STATED PROBLEM —
The data below must be copied in full and without any change.
[start of EXTRACTED DATA]
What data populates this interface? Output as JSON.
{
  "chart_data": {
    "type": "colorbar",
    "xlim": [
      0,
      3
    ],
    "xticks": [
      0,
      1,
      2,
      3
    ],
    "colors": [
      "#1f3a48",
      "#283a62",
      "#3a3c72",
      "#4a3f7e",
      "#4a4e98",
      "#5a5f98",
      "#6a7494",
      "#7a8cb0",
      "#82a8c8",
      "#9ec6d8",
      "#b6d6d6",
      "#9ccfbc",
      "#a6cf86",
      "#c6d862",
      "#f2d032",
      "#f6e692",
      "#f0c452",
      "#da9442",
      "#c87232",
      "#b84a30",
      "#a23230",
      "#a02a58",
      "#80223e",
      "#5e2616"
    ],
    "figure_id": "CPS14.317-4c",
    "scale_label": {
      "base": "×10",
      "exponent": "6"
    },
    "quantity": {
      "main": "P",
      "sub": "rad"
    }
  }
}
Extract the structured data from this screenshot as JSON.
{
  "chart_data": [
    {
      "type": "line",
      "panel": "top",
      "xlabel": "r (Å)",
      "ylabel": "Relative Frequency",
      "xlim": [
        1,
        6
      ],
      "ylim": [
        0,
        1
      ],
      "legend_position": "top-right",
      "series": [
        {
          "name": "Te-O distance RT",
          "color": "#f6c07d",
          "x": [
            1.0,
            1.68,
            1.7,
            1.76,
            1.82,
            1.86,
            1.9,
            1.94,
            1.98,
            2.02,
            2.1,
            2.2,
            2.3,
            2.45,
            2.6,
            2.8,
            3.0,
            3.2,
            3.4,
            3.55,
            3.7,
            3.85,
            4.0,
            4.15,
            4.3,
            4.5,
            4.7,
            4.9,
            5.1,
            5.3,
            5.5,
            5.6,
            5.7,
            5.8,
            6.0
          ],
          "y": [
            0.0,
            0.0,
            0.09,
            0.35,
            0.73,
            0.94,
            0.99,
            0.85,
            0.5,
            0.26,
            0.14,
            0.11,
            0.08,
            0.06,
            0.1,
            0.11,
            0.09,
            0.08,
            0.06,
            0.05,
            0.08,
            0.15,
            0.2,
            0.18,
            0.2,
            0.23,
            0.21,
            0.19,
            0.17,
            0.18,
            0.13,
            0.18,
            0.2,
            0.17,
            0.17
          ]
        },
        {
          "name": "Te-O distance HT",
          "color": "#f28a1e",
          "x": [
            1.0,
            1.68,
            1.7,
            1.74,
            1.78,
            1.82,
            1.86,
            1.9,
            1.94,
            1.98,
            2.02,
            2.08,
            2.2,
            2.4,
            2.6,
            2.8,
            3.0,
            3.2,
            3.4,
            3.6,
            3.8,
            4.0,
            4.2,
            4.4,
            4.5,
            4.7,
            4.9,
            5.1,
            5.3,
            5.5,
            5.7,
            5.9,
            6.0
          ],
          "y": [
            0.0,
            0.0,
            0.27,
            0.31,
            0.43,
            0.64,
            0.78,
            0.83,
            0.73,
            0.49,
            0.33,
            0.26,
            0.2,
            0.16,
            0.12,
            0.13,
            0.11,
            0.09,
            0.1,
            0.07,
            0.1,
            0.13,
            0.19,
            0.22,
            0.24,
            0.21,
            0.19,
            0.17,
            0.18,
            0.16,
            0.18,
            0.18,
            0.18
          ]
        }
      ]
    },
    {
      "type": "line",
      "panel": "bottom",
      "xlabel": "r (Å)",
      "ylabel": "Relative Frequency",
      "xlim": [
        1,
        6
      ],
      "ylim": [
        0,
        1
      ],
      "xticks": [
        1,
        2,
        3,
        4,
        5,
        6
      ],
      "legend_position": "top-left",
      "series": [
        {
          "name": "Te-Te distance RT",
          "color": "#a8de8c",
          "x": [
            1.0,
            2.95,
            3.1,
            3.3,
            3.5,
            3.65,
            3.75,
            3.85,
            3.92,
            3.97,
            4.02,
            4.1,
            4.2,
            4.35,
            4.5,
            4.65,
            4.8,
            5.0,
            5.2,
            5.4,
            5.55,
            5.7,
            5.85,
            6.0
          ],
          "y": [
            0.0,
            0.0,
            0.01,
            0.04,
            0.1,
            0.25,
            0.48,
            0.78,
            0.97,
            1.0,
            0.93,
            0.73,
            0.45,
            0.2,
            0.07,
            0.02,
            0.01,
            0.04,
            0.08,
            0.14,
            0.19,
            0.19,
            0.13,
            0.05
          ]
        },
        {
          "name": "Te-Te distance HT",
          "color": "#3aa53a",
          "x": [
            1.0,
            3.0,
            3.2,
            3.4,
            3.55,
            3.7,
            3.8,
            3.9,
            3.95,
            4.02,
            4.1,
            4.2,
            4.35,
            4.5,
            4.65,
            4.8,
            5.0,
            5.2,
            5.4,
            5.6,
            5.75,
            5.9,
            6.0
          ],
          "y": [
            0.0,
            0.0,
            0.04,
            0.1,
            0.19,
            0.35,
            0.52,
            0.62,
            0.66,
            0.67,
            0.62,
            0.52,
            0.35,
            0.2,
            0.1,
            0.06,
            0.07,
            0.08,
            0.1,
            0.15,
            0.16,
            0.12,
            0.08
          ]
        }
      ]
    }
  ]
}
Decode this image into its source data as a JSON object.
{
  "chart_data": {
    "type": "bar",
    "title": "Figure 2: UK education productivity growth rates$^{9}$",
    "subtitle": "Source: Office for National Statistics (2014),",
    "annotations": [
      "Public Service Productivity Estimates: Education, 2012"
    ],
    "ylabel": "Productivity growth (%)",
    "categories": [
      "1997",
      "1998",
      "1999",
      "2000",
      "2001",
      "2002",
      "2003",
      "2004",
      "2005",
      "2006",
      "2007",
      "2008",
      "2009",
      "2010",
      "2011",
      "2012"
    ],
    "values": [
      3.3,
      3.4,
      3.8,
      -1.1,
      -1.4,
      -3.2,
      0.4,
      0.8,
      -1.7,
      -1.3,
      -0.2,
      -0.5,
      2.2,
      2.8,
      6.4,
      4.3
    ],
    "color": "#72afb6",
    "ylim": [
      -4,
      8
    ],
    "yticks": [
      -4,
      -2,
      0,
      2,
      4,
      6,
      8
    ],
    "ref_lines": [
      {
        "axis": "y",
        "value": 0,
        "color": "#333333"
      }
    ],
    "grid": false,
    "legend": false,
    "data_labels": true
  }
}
[end of EXTRACTED DATA]
COMPLETE RESPONSE —
What data populates this interface? Output as JSON.
{
  "chart_data": {
    "type": "colorbar",
    "xlim": [
      0,
      3
    ],
    "xticks": [
      0,
      1,
      2,
      3
    ],
    "colors": [
      "#1f3a48",
      "#283a62",
      "#3a3c72",
      "#4a3f7e",
      "#4a4e98",
      "#5a5f98",
      "#6a7494",
      "#7a8cb0",
      "#82a8c8",
      "#9ec6d8",
      "#b6d6d6",
      "#9ccfbc",
      "#a6cf86",
      "#c6d862",
      "#f2d032",
      "#f6e692",
      "#f0c452",
      "#da9442",
      "#c87232",
      "#b84a30",
      "#a23230",
      "#a02a58",
      "#80223e",
      "#5e2616"
    ],
    "figure_id": "CPS14.317-4c",
    "scale_label": {
      "base": "×10",
      "exponent": "6"
    },
    "quantity": {
      "main": "P",
      "sub": "rad"
    }
  }
}
Extract the structured data from this screenshot as JSON.
{
  "chart_data": [
    {
      "type": "line",
      "panel": "top",
      "xlabel": "r (Å)",
      "ylabel": "Relative Frequency",
      "xlim": [
        1,
        6
      ],
      "ylim": [
        0,
        1
      ],
      "legend_position": "top-right",
      "series": [
        {
          "name": "Te-O distance RT",
          "color": "#f6c07d",
          "x": [
            1.0,
            1.68,
            1.7,
            1.76,
            1.82,
            1.86,
            1.9,
            1.94,
            1.98,
            2.02,
            2.1,
            2.2,
            2.3,
            2.45,
            2.6,
            2.8,
            3.0,
            3.2,
            3.4,
            3.55,
            3.7,
            3.85,
            4.0,
            4.15,
            4.3,
            4.5,
            4.7,
            4.9,
            5.1,
            5.3,
            5.5,
            5.6,
            5.7,
            5.8,
            6.0
          ],
          "y": [
            0.0,
            0.0,
            0.09,
            0.35,
            0.73,
            0.94,
            0.99,
            0.85,
            0.5,
            0.26,
            0.14,
            0.11,
            0.08,
            0.06,
            0.1,
            0.11,
            0.09,
            0.08,
            0.06,
            0.05,
            0.08,
            0.15,
            0.2,
            0.18,
            0.2,
            0.23,
            0.21,
            0.19,
            0.17,
            0.18,
            0.13,
            0.18,
            0.2,
            0.17,
            0.17
          ]
        },
        {
          "name": "Te-O distance HT",
          "color": "#f28a1e",
          "x": [
            1.0,
            1.68,
            1.7,
            1.74,
            1.78,
            1.82,
            1.86,
            1.9,
            1.94,
            1.98,
            2.02,
            2.08,
            2.2,
            2.4,
            2.6,
            2.8,
            3.0,
            3.2,
            3.4,
            3.6,
            3.8,
            4.0,
            4.2,
            4.4,
            4.5,
            4.7,
            4.9,
            5.1,
            5.3,
            5.5,
            5.7,
            5.9,
            6.0
          ],
          "y": [
            0.0,
            0.0,
            0.27,
            0.31,
            0.43,
            0.64,
            0.78,
            0.83,
            0.73,
            0.49,
            0.33,
            0.26,
            0.2,
            0.16,
            0.12,
            0.13,
            0.11,
            0.09,
            0.1,
            0.07,
            0.1,
            0.13,
            0.19,
            0.22,
            0.24,
            0.21,
            0.19,
            0.17,
            0.18,
            0.16,
            0.18,
            0.18,
            0.18
          ]
        }
      ]
    },
    {
      "type": "line",
      "panel": "bottom",
      "xlabel": "r (Å)",
      "ylabel": "Relative Frequency",
      "xlim": [
        1,
        6
      ],
      "ylim": [
        0,
        1
      ],
      "xticks": [
        1,
        2,
        3,
        4,
        5,
        6
      ],
      "legend_position": "top-left",
      "series": [
        {
          "name": "Te-Te distance RT",
          "color": "#a8de8c",
          "x": [
            1.0,
            2.95,
            3.1,
            3.3,
            3.5,
            3.65,
            3.75,
            3.85,
            3.92,
            3.97,
            4.02,
            4.1,
            4.2,
            4.35,
            4.5,
            4.65,
            4.8,
            5.0,
            5.2,
            5.4,
            5.55,
            5.7,
            5.85,
            6.0
          ],
          "y": [
            0.0,
            0.0,
            0.01,
            0.04,
            0.1,
            0.25,
            0.48,
            0.78,
            0.97,
            1.0,
            0.93,
            0.73,
            0.45,
            0.2,
            0.07,
            0.02,
            0.01,
            0.04,
            0.08,
            0.14,
            0.19,
            0.19,
            0.13,
            0.05
          ]
        },
        {
          "name": "Te-Te distance HT",
          "color": "#3aa53a",
          "x": [
            1.0,
            3.0,
            3.2,
            3.4,
            3.55,
            3.7,
            3.8,
            3.9,
            3.95,
            4.02,
            4.1,
            4.2,
            4.35,
            4.5,
            4.65,
            4.8,
            5.0,
            5.2,
            5.4,
            5.6,
            5.75,
            5.9,
            6.0
          ],
          "y": [
            0.0,
            0.0,
            0.04,
            0.1,
            0.19,
            0.35,
            0.52,
            0.62,
            0.66,
            0.67,
            0.62,
            0.52,
            0.35,
            0.2,
            0.1,
            0.06,
            0.07,
            0.08,
            0.1,
            0.15,
            0.16,
            0.12,
            0.08
          ]
        }
      ]
    }
  ]
}
Decode this image into its source data as a JSON object.
{
  "chart_data": {
    "type": "bar",
    "title": "Figure 2: UK education productivity growth rates$^{9}$",
    "subtitle": "Source: Office for National Statistics (2014),",
    "annotations": [
      "Public Service Productivity Estimates: Education, 2012"
    ],
    "ylabel": "Productivity growth (%)",
    "categories": [
      "1997",
      "1998",
      "1999",
      "2000",
      "2001",
      "2002",
      "2003",
      "2004",
      "2005",
      "2006",
      "2007",
      "2008",
      "2009",
      "2010",
      "2011",
      "2012"
    ],
    "values": [
      3.3,
      3.4,
      3.8,
      -1.1,
      -1.4,
      -3.2,
      0.4,
      0.8,
      -1.7,
      -1.3,
      -0.2,
      -0.5,
      2.2,
      2.8,
      6.4,
      4.3
    ],
    "color": "#72afb6",
    "ylim": [
      -4,
      8
    ],
    "yticks": [
      -4,
      -2,
      0,
      2,
      4,
      6,
      8
    ],
    "ref_lines": [
      {
        "axis": "y",
        "value": 0,
        "color": "#333333"
      }
    ],
    "grid": false,
    "legend": false,
    "data_labels": true
  }
}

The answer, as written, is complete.